→ **The request**: Restate the records in their entirety, word for word.

→ **Exercise materials**:
=-=-=

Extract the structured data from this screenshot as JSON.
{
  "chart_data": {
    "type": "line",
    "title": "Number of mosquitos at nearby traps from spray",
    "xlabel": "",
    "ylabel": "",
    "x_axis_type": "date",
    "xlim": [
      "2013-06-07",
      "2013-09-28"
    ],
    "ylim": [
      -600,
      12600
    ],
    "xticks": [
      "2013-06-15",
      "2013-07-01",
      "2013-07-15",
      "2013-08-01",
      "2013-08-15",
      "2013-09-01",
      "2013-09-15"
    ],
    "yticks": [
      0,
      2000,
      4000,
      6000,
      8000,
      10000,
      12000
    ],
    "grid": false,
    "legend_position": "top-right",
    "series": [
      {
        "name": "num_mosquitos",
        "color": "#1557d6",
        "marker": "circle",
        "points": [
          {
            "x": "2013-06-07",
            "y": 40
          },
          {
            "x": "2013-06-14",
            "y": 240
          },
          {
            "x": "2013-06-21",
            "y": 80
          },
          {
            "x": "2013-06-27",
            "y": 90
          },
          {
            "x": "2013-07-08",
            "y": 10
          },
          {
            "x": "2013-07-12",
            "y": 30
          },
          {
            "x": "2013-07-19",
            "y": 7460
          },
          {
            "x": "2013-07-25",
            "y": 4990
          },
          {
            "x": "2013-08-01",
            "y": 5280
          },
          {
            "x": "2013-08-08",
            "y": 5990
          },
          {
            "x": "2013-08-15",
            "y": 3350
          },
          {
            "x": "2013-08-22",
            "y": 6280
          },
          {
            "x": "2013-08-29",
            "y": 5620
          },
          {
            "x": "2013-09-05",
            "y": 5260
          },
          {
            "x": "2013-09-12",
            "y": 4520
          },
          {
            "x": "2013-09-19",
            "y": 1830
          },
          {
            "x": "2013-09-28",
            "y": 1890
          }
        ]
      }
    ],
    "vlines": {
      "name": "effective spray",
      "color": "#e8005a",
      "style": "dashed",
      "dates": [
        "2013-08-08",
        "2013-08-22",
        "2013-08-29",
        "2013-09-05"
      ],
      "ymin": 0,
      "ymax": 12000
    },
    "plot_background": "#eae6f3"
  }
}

=-=-=

→ **Complete answer**:
Extract the structured data from this screenshot as JSON.
{
  "chart_data": {
    "type": "line",
    "title": "Number of mosquitos at nearby traps from spray",
    "xlabel": "",
    "ylabel": "",
    "x_axis_type": "date",
    "xlim": [
      "2013-06-07",
      "2013-09-28"
    ],
    "ylim": [
      -600,
      12600
    ],
    "xticks": [
      "2013-06-15",
      "2013-07-01",
      "2013-07-15",
      "2013-08-01",
      "2013-08-15",
      "2013-09-01",
      "2013-09-15"
    ],
    "yticks": [
      0,
      2000,
      4000,
      6000,
      8000,
      10000,
      12000
    ],
    "grid": false,
    "legend_position": "top-right",
    "series": [
      {
        "name": "num_mosquitos",
        "color": "#1557d6",
        "marker": "circle",
        "points": [
          {
            "x": "2013-06-07",
            "y": 40
          },
          {
            "x": "2013-06-14",
            "y": 240
          },
          {
            "x": "2013-06-21",
            "y": 80
          },
          {
            "x": "2013-06-27",
            "y": 90
          },
          {
            "x": "2013-07-08",
            "y": 10
          },
          {
            "x": "2013-07-12",
            "y": 30
          },
          {
            "x": "2013-07-19",
            "y": 7460
          },
          {
            "x": "2013-07-25",
            "y": 4990
          },
          {
            "x": "2013-08-01",
            "y": 5280
          },
          {
            "x": "2013-08-08",
            "y": 5990
          },
          {
            "x": "2013-08-15",
            "y": 3350
          },
          {
            "x": "2013-08-22",
            "y": 6280
          },
          {
            "x": "2013-08-29",
            "y": 5620
          },
          {
            "x": "2013-09-05",
            "y": 5260
          },
          {
            "x": "2013-09-12",
            "y": 4520
          },
          {
            "x": "2013-09-19",
            "y": 1830
          },
          {
            "x": "2013-09-28",
            "y": 1890
          }
        ]
      }
    ],
    "vlines": {
      "name": "effective spray",
      "color": "#e8005a",
      "style": "dashed",
      "dates": [
        "2013-08-08",
        "2013-08-22",
        "2013-08-29",
        "2013-09-05"
      ],
      "ymin": 0,
      "ymax": 12000
    },
    "plot_background": "#eae6f3"
  }
}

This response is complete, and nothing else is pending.